>> start DATASET EXTRACT
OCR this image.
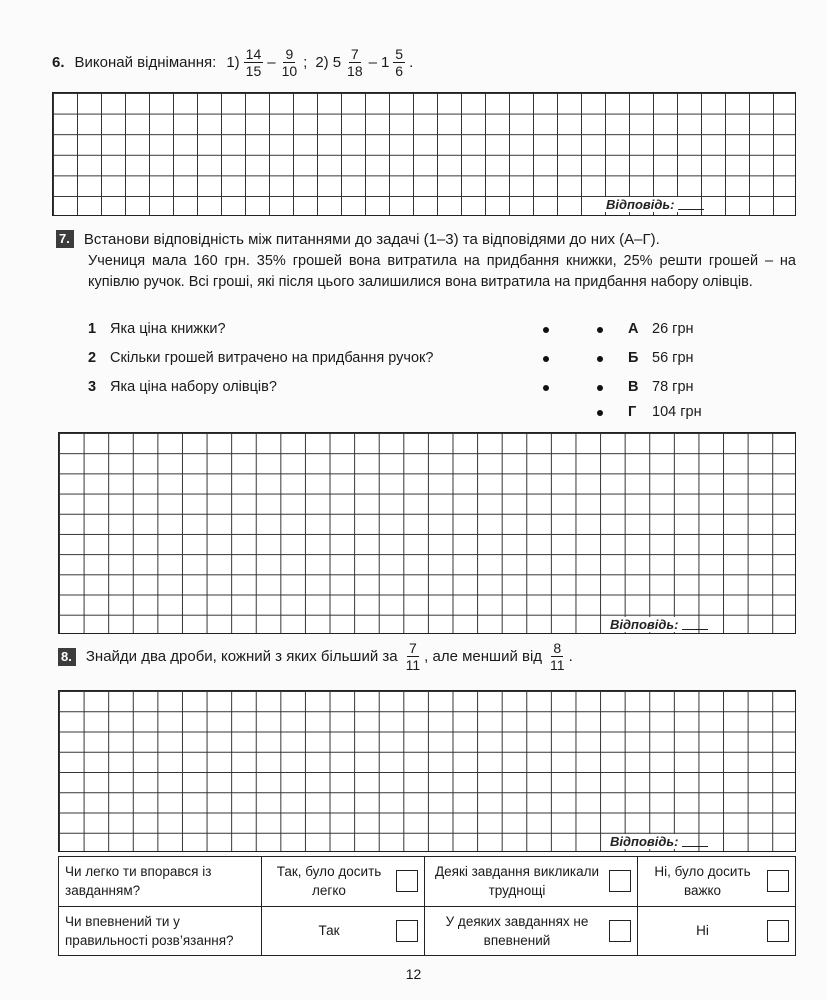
6. Виконай віднімання: $1) \frac{14}{15} - \frac{9}{10}$ ; 2) $5 \frac{7}{18} - 1 \frac{5}{6}$ .
Відповідь:
7. Встанови відповідність між питаннями до задачі (1–3) та відповідями до них (А–Г).
Учениця мала 160 грн. 35% грошей вона витратила на придбання книжки, 25% решти грошей – на купівлю ручок. Всі гроші, які після цього залишилися вона витратила на придбання набору олівців.
1 Яка ціна книжки?
2 Скільки грошей витрачено на придбання ручок?
3 Яка ціна набору олівців?
А 26 грн
Б 56 грн
В 78 грн
Г 104 грн
Відповідь:
8. Знайди два дроби, кожний з яких більший за $\frac{7}{11}$ , але менший від $\frac{8}{11}$ .
Відповідь:
Чи легко ти впорався із завданням?	Так, було досить легко	Деякі завдання викликали труднощі	Ні, було досить важко

Чи впевнений ти у правильності розв’язання?	Так	У деяких завданнях не впевнений	Ні
12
>> end DATASET EXTRACT
EXERCISE AIM - Every entry must be written out exactly, with all pictures left out.

ANSWER TO THIS TASK -
OCR this image.
6. Виконай віднімання: $1) \frac{14}{15} - \frac{9}{10}$ ; 2) $5 \frac{7}{18} - 1 \frac{5}{6}$ .
Відповідь:
7. Встанови відповідність між питаннями до задачі (1–3) та відповідями до них (А–Г).
Учениця мала 160 грн. 35% грошей вона витратила на придбання книжки, 25% решти грошей – на купівлю ручок. Всі гроші, які після цього залишилися вона витратила на придбання набору олівців.
1 Яка ціна книжки?
2 Скільки грошей витрачено на придбання ручок?
3 Яка ціна набору олівців?
А 26 грн
Б 56 грн
В 78 грн
Г 104 грн
Відповідь:
8. Знайди два дроби, кожний з яких більший за $\frac{7}{11}$ , але менший від $\frac{8}{11}$ .
Відповідь:
Чи легко ти впорався із завданням?	Так, було досить легко	Деякі завдання викликали труднощі	Ні, було досить важко

Чи впевнений ти у правильності розв’язання?	Так	У деяких завданнях не впевнений	Ні
12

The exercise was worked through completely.